(Stored records)

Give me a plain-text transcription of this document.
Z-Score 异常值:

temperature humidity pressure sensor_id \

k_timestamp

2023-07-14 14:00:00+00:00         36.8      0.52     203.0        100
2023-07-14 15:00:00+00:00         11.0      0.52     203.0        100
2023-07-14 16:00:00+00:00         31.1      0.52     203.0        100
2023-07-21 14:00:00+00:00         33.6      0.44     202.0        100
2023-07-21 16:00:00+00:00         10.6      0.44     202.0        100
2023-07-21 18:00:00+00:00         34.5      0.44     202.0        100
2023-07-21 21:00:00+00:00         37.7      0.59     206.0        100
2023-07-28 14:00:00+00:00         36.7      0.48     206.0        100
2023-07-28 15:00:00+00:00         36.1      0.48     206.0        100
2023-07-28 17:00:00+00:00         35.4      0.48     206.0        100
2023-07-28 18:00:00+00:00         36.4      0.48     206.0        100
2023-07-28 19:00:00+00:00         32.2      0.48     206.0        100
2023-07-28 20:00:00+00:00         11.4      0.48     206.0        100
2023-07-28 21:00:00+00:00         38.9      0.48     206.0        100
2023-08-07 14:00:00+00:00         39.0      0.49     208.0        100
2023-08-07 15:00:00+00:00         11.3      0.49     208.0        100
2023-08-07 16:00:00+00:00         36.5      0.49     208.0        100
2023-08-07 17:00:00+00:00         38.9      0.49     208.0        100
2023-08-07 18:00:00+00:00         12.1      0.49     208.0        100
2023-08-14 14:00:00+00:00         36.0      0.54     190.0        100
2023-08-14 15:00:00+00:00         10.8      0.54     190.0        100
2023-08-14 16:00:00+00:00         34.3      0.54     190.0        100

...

● **Task details**
Each line of the listing should be copied exactly.

● **Solved exercise**
Give me a plain-text transcription of this document.
Z-Score 异常值:

temperature humidity pressure sensor_id \

k_timestamp

2023-07-14 14:00:00+00:00         36.8      0.52     203.0        100
2023-07-14 15:00:00+00:00         11.0      0.52     203.0        100
2023-07-14 16:00:00+00:00         31.1      0.52     203.0        100
2023-07-21 14:00:00+00:00         33.6      0.44     202.0        100
2023-07-21 16:00:00+00:00         10.6      0.44     202.0        100
2023-07-21 18:00:00+00:00         34.5      0.44     202.0        100
2023-07-21 21:00:00+00:00         37.7      0.59     206.0        100
2023-07-28 14:00:00+00:00         36.7      0.48     206.0        100
2023-07-28 15:00:00+00:00         36.1      0.48     206.0        100
2023-07-28 17:00:00+00:00         35.4      0.48     206.0        100
2023-07-28 18:00:00+00:00         36.4      0.48     206.0        100
2023-07-28 19:00:00+00:00         32.2      0.48     206.0        100
2023-07-28 20:00:00+00:00         11.4      0.48     206.0        100
2023-07-28 21:00:00+00:00         38.9      0.48     206.0        100
2023-08-07 14:00:00+00:00         39.0      0.49     208.0        100
2023-08-07 15:00:00+00:00         11.3      0.49     208.0        100
2023-08-07 16:00:00+00:00         36.5      0.49     208.0        100
2023-08-07 17:00:00+00:00         38.9      0.49     208.0        100
2023-08-07 18:00:00+00:00         12.1      0.49     208.0        100
2023-08-14 14:00:00+00:00         36.0      0.54     190.0        100
2023-08-14 15:00:00+00:00         10.8      0.54     190.0        100
2023-08-14 16:00:00+00:00         34.3      0.54     190.0        100

...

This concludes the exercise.